Your task is to output the listing word for word, with pictures excluded.

··········

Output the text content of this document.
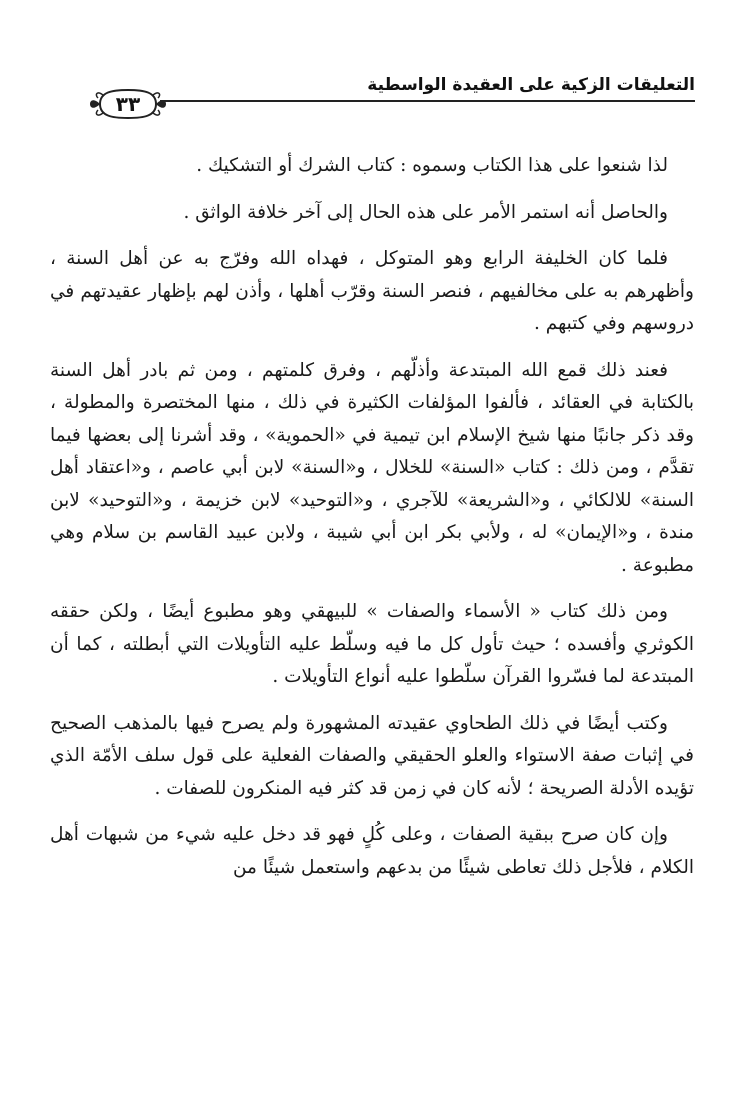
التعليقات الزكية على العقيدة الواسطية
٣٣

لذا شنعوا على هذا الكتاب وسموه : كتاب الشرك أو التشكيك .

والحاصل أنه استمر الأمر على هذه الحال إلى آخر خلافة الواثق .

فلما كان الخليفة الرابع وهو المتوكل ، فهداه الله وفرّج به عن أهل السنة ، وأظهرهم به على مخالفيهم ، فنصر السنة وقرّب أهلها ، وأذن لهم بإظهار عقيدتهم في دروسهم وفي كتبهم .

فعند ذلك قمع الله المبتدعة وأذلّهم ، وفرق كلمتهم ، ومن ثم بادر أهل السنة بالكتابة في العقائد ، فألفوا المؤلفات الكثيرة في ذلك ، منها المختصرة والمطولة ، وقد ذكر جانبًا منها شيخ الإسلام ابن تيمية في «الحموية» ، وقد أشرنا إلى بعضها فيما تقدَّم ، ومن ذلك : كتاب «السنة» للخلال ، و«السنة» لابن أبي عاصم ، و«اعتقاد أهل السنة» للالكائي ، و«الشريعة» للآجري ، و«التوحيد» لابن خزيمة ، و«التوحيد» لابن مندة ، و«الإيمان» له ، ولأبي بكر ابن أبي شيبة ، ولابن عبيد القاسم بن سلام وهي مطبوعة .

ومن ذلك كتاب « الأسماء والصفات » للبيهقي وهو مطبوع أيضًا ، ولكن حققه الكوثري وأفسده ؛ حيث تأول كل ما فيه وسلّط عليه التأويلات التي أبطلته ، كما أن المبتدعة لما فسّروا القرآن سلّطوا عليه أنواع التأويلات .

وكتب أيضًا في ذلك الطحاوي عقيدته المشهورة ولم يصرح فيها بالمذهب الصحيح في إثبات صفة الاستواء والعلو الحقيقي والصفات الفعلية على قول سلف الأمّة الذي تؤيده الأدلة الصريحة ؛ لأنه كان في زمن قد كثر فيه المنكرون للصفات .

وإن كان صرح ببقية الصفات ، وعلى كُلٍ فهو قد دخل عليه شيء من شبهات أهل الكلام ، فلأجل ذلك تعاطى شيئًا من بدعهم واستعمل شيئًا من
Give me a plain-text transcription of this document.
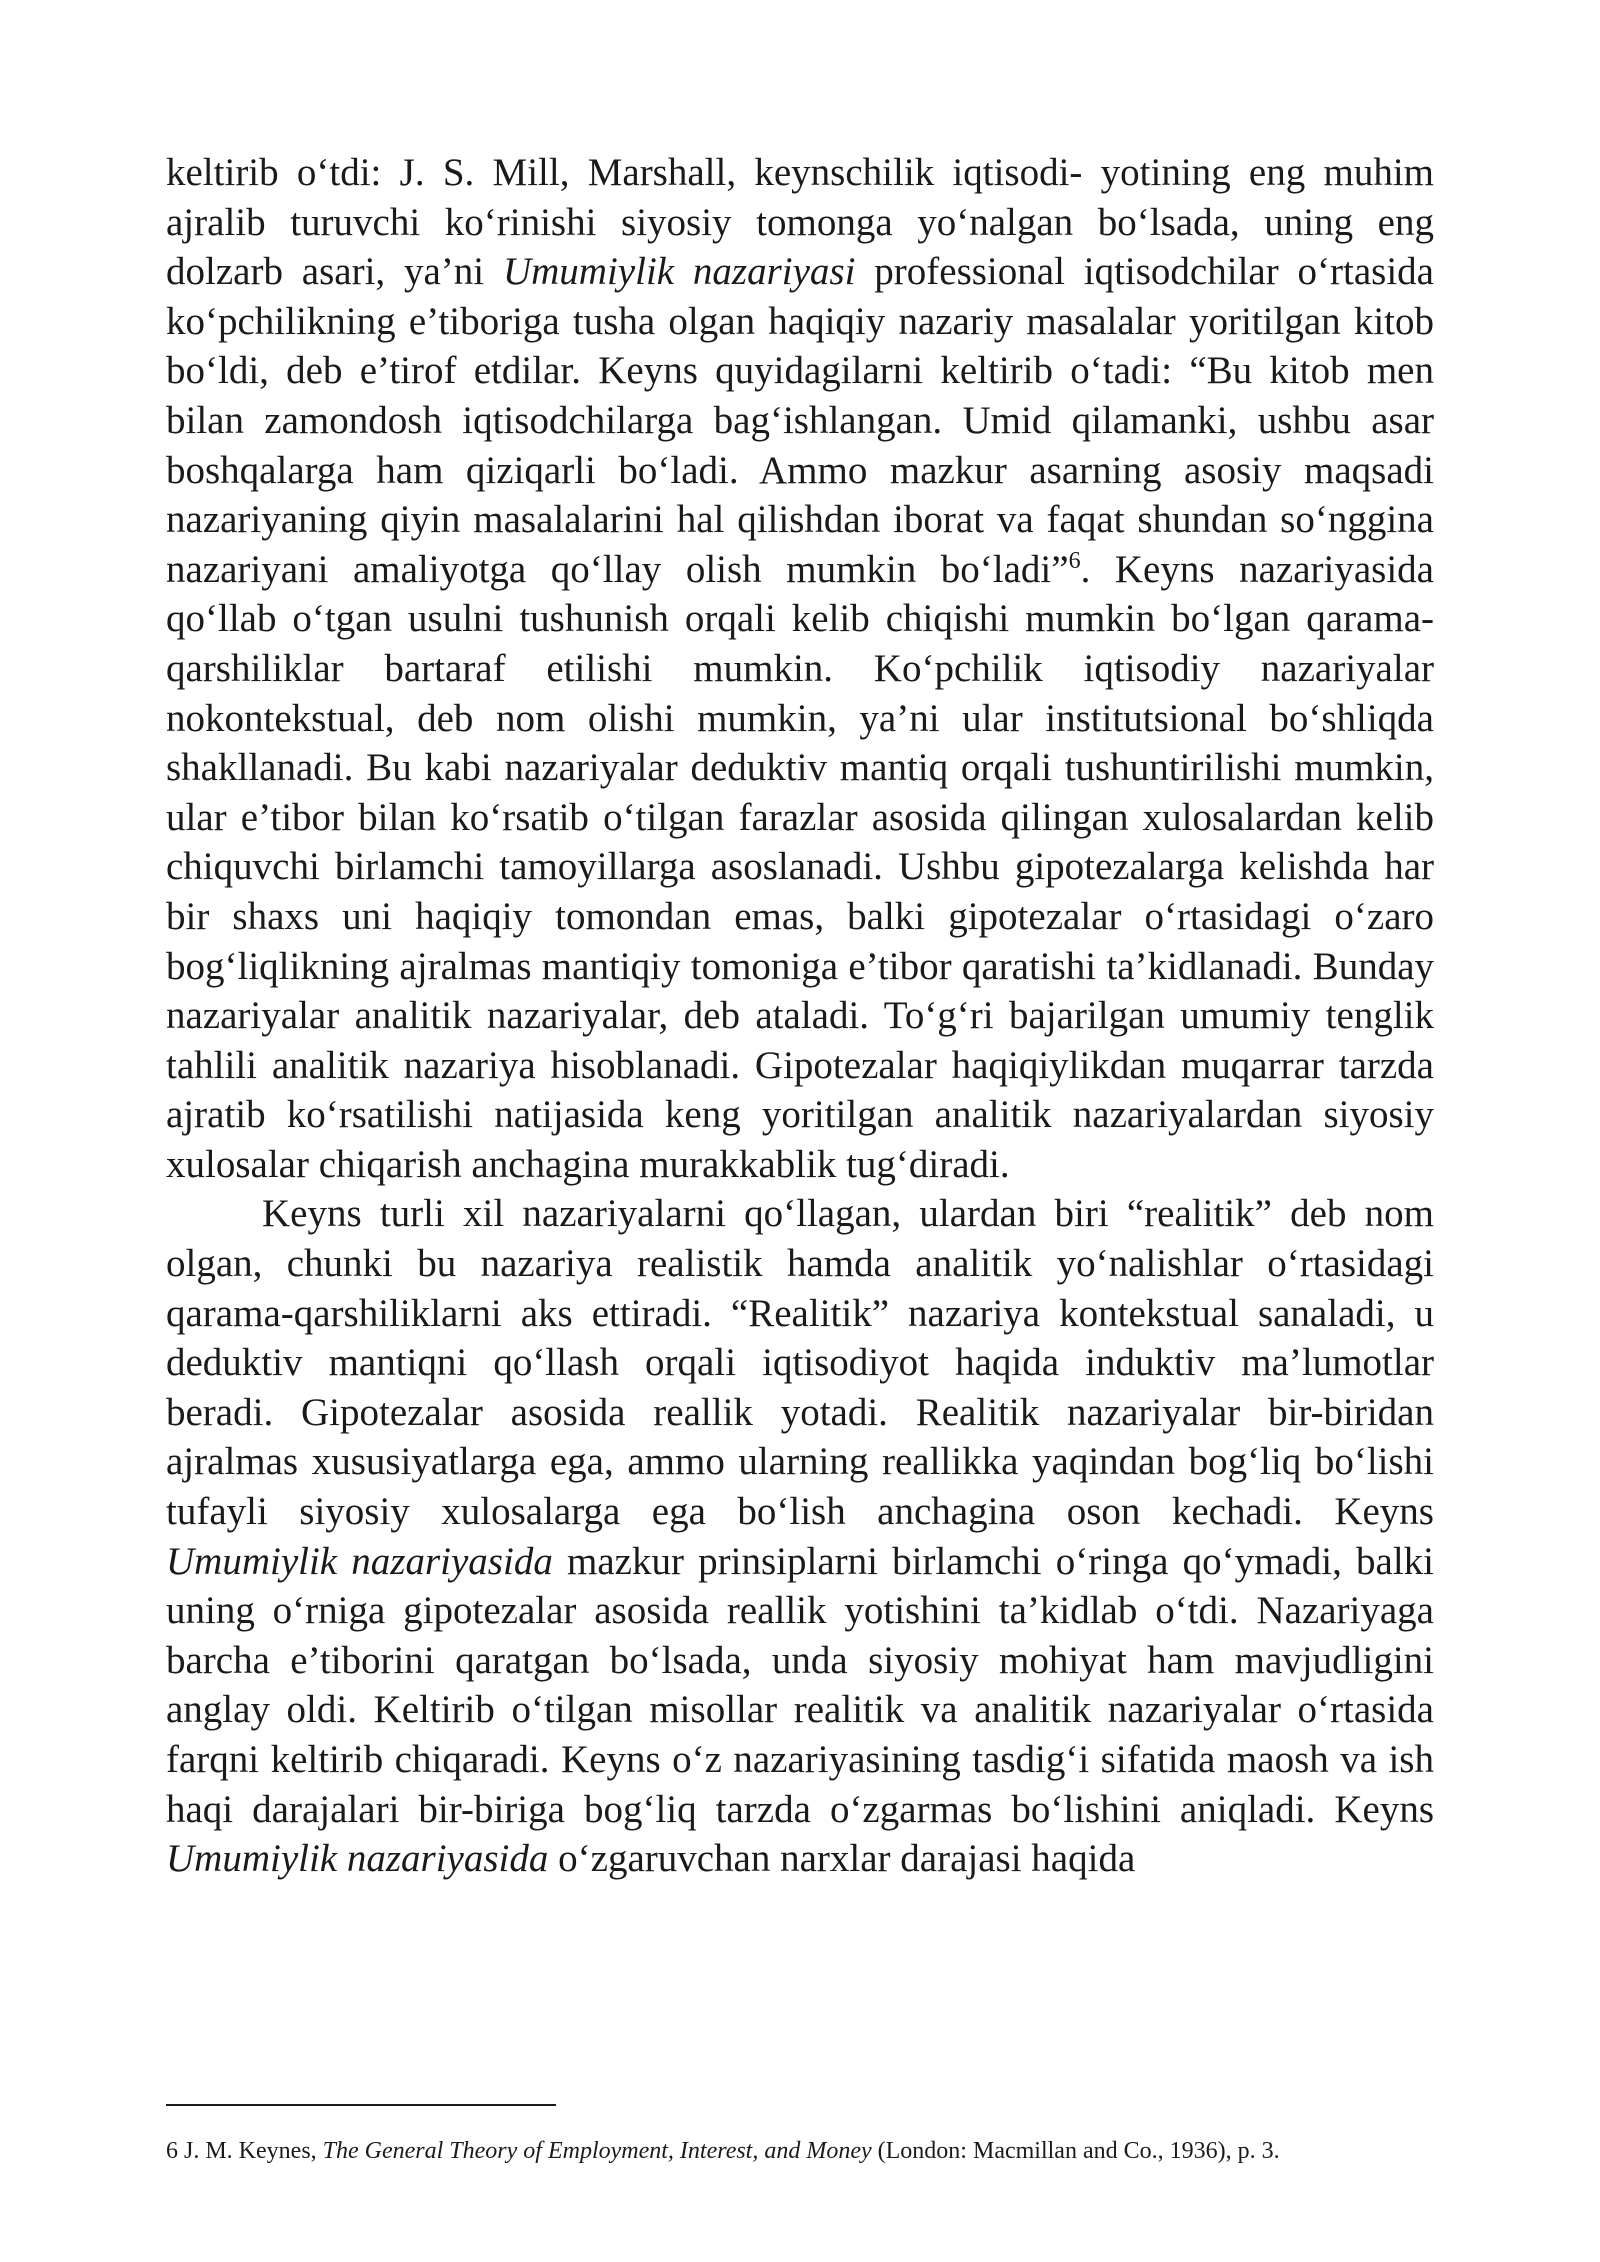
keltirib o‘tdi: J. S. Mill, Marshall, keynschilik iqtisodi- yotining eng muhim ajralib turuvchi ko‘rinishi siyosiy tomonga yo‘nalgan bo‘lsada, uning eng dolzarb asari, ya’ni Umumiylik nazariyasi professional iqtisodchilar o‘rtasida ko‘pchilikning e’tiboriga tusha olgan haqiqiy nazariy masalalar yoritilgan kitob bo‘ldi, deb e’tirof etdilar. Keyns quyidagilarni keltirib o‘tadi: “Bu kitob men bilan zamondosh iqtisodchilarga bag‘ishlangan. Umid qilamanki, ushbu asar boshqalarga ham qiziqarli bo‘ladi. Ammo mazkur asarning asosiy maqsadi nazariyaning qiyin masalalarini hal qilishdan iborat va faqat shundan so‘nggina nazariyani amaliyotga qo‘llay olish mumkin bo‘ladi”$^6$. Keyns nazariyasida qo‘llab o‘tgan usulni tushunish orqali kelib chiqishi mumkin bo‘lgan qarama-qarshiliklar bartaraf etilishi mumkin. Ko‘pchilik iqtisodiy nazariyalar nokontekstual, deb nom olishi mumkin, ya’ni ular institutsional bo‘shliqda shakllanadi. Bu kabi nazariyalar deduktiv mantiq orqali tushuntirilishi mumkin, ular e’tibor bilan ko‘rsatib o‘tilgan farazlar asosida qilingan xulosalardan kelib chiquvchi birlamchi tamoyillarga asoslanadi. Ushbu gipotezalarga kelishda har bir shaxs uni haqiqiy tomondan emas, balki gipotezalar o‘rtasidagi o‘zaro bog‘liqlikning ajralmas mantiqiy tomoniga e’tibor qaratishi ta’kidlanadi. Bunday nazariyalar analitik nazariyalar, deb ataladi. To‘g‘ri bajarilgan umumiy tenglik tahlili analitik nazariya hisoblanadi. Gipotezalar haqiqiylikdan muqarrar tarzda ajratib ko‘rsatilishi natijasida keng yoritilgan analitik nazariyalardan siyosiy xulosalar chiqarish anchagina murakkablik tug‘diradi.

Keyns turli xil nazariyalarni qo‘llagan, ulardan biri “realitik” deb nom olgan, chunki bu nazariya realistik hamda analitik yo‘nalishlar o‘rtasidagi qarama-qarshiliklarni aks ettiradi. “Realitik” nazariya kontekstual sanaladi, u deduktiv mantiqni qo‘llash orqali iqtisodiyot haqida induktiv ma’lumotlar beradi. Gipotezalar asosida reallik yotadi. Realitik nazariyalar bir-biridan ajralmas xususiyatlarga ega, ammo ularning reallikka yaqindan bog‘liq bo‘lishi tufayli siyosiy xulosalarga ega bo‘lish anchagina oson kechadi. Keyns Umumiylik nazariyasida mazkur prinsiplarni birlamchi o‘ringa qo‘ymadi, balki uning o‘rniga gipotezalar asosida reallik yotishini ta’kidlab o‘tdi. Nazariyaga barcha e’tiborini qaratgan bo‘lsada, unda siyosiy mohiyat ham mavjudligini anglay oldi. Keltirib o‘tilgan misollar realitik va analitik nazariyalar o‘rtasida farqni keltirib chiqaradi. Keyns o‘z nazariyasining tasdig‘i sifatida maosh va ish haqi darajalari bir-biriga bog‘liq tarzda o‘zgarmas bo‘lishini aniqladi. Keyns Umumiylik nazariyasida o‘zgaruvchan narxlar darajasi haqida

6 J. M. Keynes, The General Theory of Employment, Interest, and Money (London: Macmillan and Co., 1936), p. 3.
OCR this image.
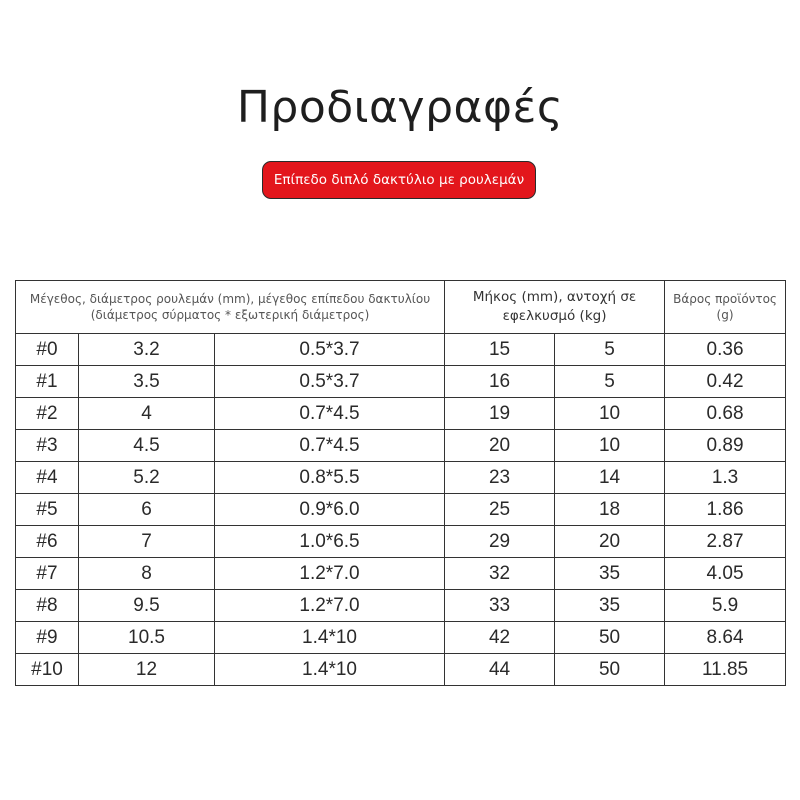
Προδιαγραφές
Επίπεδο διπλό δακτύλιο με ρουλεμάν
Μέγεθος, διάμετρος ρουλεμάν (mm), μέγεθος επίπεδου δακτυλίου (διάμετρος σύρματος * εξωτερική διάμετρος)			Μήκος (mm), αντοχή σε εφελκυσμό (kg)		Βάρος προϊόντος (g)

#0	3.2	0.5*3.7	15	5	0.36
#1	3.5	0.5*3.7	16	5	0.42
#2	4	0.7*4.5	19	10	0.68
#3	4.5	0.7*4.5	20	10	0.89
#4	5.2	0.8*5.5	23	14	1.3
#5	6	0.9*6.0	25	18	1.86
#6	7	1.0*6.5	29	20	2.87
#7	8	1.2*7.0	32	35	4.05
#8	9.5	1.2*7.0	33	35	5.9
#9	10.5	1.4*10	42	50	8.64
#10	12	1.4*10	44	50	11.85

··········

• _Output for this task_:
Output the text content of this document.
التعليقات الزكية على العقيدة الواسطية
٣٣

لذا شنعوا على هذا الكتاب وسموه : كتاب الشرك أو التشكيك .

والحاصل أنه استمر الأمر على هذه الحال إلى آخر خلافة الواثق .

فلما كان الخليفة الرابع وهو المتوكل ، فهداه الله وفرّج به عن أهل السنة ، وأظهرهم به على مخالفيهم ، فنصر السنة وقرّب أهلها ، وأذن لهم بإظهار عقيدتهم في دروسهم وفي كتبهم .

فعند ذلك قمع الله المبتدعة وأذلّهم ، وفرق كلمتهم ، ومن ثم بادر أهل السنة بالكتابة في العقائد ، فألفوا المؤلفات الكثيرة في ذلك ، منها المختصرة والمطولة ، وقد ذكر جانبًا منها شيخ الإسلام ابن تيمية في «الحموية» ، وقد أشرنا إلى بعضها فيما تقدَّم ، ومن ذلك : كتاب «السنة» للخلال ، و«السنة» لابن أبي عاصم ، و«اعتقاد أهل السنة» للالكائي ، و«الشريعة» للآجري ، و«التوحيد» لابن خزيمة ، و«التوحيد» لابن مندة ، و«الإيمان» له ، ولأبي بكر ابن أبي شيبة ، ولابن عبيد القاسم بن سلام وهي مطبوعة .

ومن ذلك كتاب « الأسماء والصفات » للبيهقي وهو مطبوع أيضًا ، ولكن حققه الكوثري وأفسده ؛ حيث تأول كل ما فيه وسلّط عليه التأويلات التي أبطلته ، كما أن المبتدعة لما فسّروا القرآن سلّطوا عليه أنواع التأويلات .

وكتب أيضًا في ذلك الطحاوي عقيدته المشهورة ولم يصرح فيها بالمذهب الصحيح في إثبات صفة الاستواء والعلو الحقيقي والصفات الفعلية على قول سلف الأمّة الذي تؤيده الأدلة الصريحة ؛ لأنه كان في زمن قد كثر فيه المنكرون للصفات .

وإن كان صرح ببقية الصفات ، وعلى كُلٍ فهو قد دخل عليه شيء من شبهات أهل الكلام ، فلأجل ذلك تعاطى شيئًا من بدعهم واستعمل شيئًا من
Give me a plain-text transcription of this document.
keltirib o‘tdi: J. S. Mill, Marshall, keynschilik iqtisodi- yotining eng muhim ajralib turuvchi ko‘rinishi siyosiy tomonga yo‘nalgan bo‘lsada, uning eng dolzarb asari, ya’ni Umumiylik nazariyasi professional iqtisodchilar o‘rtasida ko‘pchilikning e’tiboriga tusha olgan haqiqiy nazariy masalalar yoritilgan kitob bo‘ldi, deb e’tirof etdilar. Keyns quyidagilarni keltirib o‘tadi: “Bu kitob men bilan zamondosh iqtisodchilarga bag‘ishlangan. Umid qilamanki, ushbu asar boshqalarga ham qiziqarli bo‘ladi. Ammo mazkur asarning asosiy maqsadi nazariyaning qiyin masalalarini hal qilishdan iborat va faqat shundan so‘nggina nazariyani amaliyotga qo‘llay olish mumkin bo‘ladi”$^6$. Keyns nazariyasida qo‘llab o‘tgan usulni tushunish orqali kelib chiqishi mumkin bo‘lgan qarama-qarshiliklar bartaraf etilishi mumkin. Ko‘pchilik iqtisodiy nazariyalar nokontekstual, deb nom olishi mumkin, ya’ni ular institutsional bo‘shliqda shakllanadi. Bu kabi nazariyalar deduktiv mantiq orqali tushuntirilishi mumkin, ular e’tibor bilan ko‘rsatib o‘tilgan farazlar asosida qilingan xulosalardan kelib chiquvchi birlamchi tamoyillarga asoslanadi. Ushbu gipotezalarga kelishda har bir shaxs uni haqiqiy tomondan emas, balki gipotezalar o‘rtasidagi o‘zaro bog‘liqlikning ajralmas mantiqiy tomoniga e’tibor qaratishi ta’kidlanadi. Bunday nazariyalar analitik nazariyalar, deb ataladi. To‘g‘ri bajarilgan umumiy tenglik tahlili analitik nazariya hisoblanadi. Gipotezalar haqiqiylikdan muqarrar tarzda ajratib ko‘rsatilishi natijasida keng yoritilgan analitik nazariyalardan siyosiy xulosalar chiqarish anchagina murakkablik tug‘diradi.

Keyns turli xil nazariyalarni qo‘llagan, ulardan biri “realitik” deb nom olgan, chunki bu nazariya realistik hamda analitik yo‘nalishlar o‘rtasidagi qarama-qarshiliklarni aks ettiradi. “Realitik” nazariya kontekstual sanaladi, u deduktiv mantiqni qo‘llash orqali iqtisodiyot haqida induktiv ma’lumotlar beradi. Gipotezalar asosida reallik yotadi. Realitik nazariyalar bir-biridan ajralmas xususiyatlarga ega, ammo ularning reallikka yaqindan bog‘liq bo‘lishi tufayli siyosiy xulosalarga ega bo‘lish anchagina oson kechadi. Keyns Umumiylik nazariyasida mazkur prinsiplarni birlamchi o‘ringa qo‘ymadi, balki uning o‘rniga gipotezalar asosida reallik yotishini ta’kidlab o‘tdi. Nazariyaga barcha e’tiborini qaratgan bo‘lsada, unda siyosiy mohiyat ham mavjudligini anglay oldi. Keltirib o‘tilgan misollar realitik va analitik nazariyalar o‘rtasida farqni keltirib chiqaradi. Keyns o‘z nazariyasining tasdig‘i sifatida maosh va ish haqi darajalari bir-biriga bog‘liq tarzda o‘zgarmas bo‘lishini aniqladi. Keyns Umumiylik nazariyasida o‘zgaruvchan narxlar darajasi haqida

6 J. M. Keynes, The General Theory of Employment, Interest, and Money (London: Macmillan and Co., 1936), p. 3.
OCR this image.
Προδιαγραφές
Επίπεδο διπλό δακτύλιο με ρουλεμάν
Μέγεθος, διάμετρος ρουλεμάν (mm), μέγεθος επίπεδου δακτυλίου (διάμετρος σύρματος * εξωτερική διάμετρος)			Μήκος (mm), αντοχή σε εφελκυσμό (kg)		Βάρος προϊόντος (g)

#0	3.2	0.5*3.7	15	5	0.36
#1	3.5	0.5*3.7	16	5	0.42
#2	4	0.7*4.5	19	10	0.68
#3	4.5	0.7*4.5	20	10	0.89
#4	5.2	0.8*5.5	23	14	1.3
#5	6	0.9*6.0	25	18	1.86
#6	7	1.0*6.5	29	20	2.87
#7	8	1.2*7.0	32	35	4.05
#8	9.5	1.2*7.0	33	35	5.9
#9	10.5	1.4*10	42	50	8.64
#10	12	1.4*10	44	50	11.85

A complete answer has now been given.